Listings of boxed layout items

========================================

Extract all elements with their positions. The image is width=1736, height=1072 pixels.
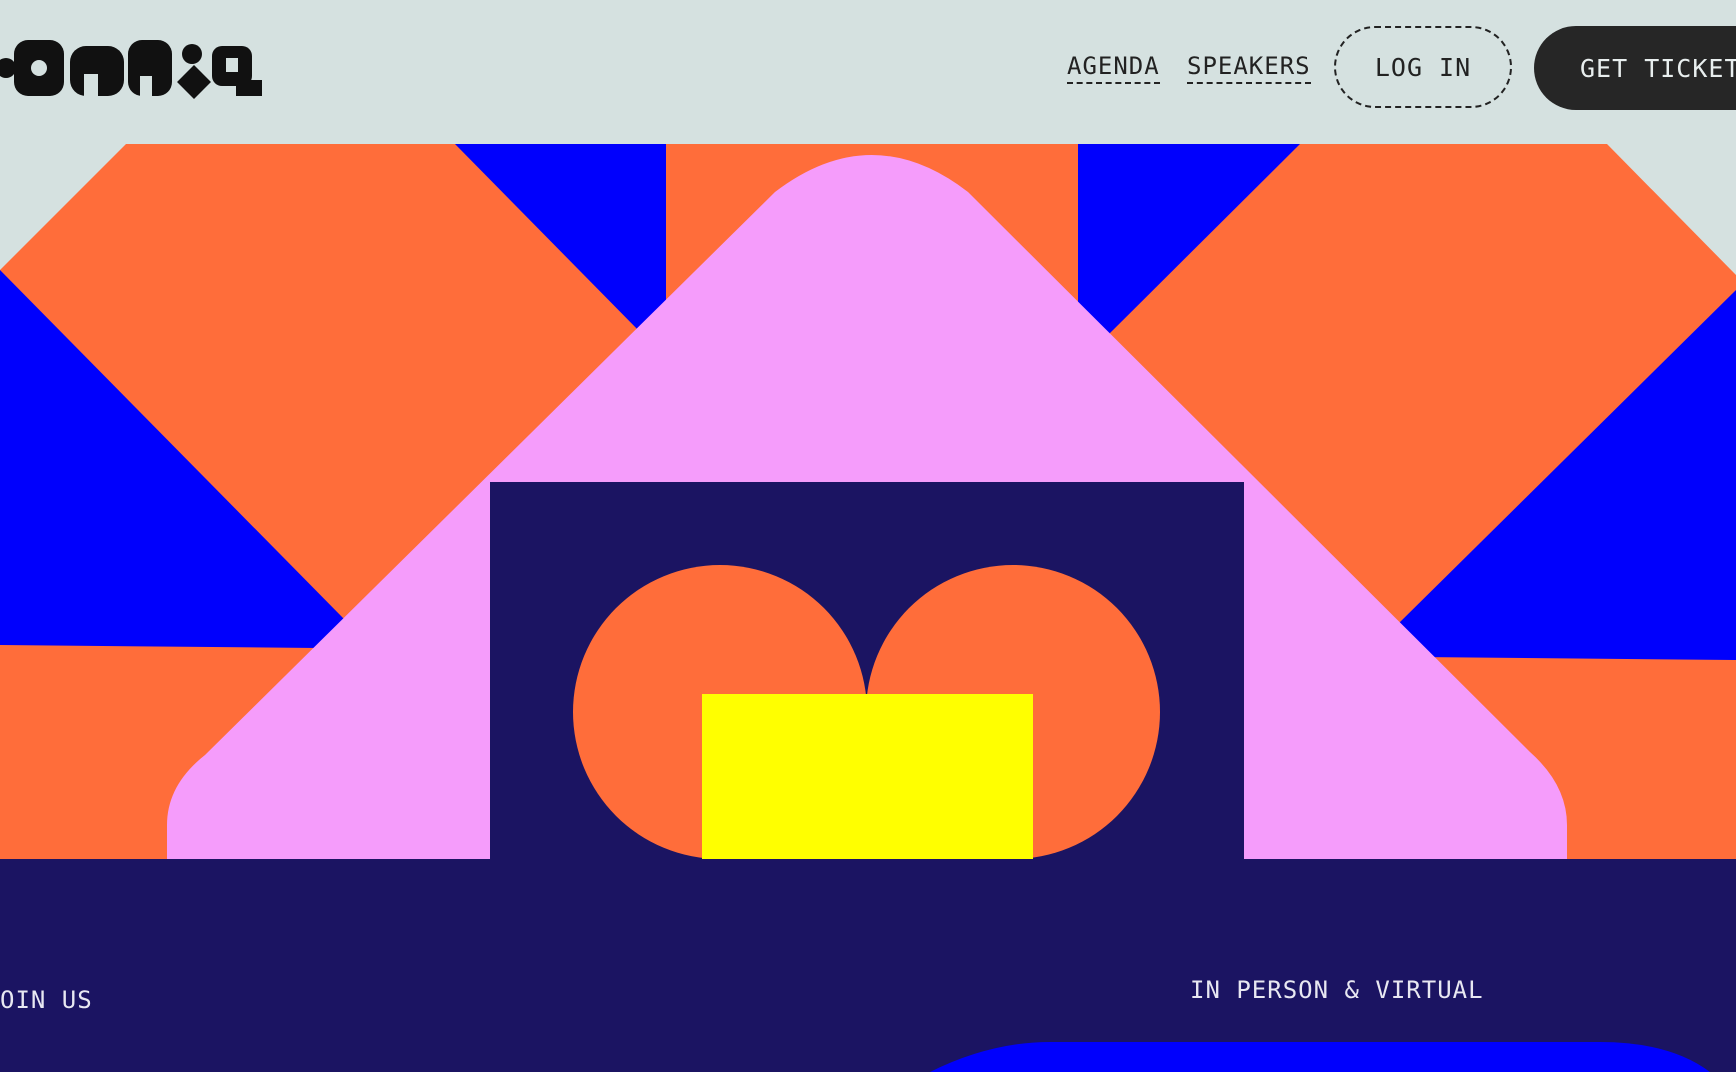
yellow-block (702, 694, 1033, 859)
config-logo[interactable] (0, 36, 262, 100)
event-format-text: IN PERSON & VIRTUAL (1190, 976, 1484, 1004)
nav-agenda-link[interactable]: AGENDA (1067, 52, 1160, 84)
login-button-label: LOG IN (1374, 52, 1472, 82)
site-header: AGENDA SPEAKERS LOG IN GET TICKETS (0, 0, 1736, 144)
get-tickets-label: GET TICKETS (1580, 53, 1736, 83)
join-us-text: OIN US (0, 986, 93, 1014)
hero-illustration (0, 144, 1736, 1072)
get-tickets-button[interactable]: GET TICKETS (1534, 26, 1736, 110)
blue-pill-shape (930, 1042, 1710, 1072)
nav-speakers-link[interactable]: SPEAKERS (1187, 52, 1311, 84)
navy-footer-band (0, 859, 1736, 1072)
login-button[interactable]: LOG IN (1334, 26, 1512, 108)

========================================

- EXERCISE AIM:
Can you copy out every record above with "GET TICKETS" replaced by "BUY TICKETS", keeping everything else the same and omitting the picture lines?

- THE SOLUTION:
Extract all elements with their positions. The image is width=1736, height=1072 pixels.
yellow-block (702, 694, 1033, 859)
config-logo[interactable] (0, 36, 262, 100)
event-format-text: IN PERSON & VIRTUAL (1190, 976, 1484, 1004)
nav-agenda-link[interactable]: AGENDA (1067, 52, 1160, 84)
login-button-label: LOG IN (1374, 52, 1472, 82)
site-header: AGENDA SPEAKERS LOG IN BUY TICKETS (0, 0, 1736, 144)
get-tickets-label: BUY TICKETS (1580, 53, 1736, 83)
join-us-text: OIN US (0, 986, 93, 1014)
hero-illustration (0, 144, 1736, 1072)
get-tickets-button[interactable]: BUY TICKETS (1534, 26, 1736, 110)
blue-pill-shape (930, 1042, 1710, 1072)
nav-speakers-link[interactable]: SPEAKERS (1187, 52, 1311, 84)
navy-footer-band (0, 859, 1736, 1072)
login-button[interactable]: LOG IN (1334, 26, 1512, 108)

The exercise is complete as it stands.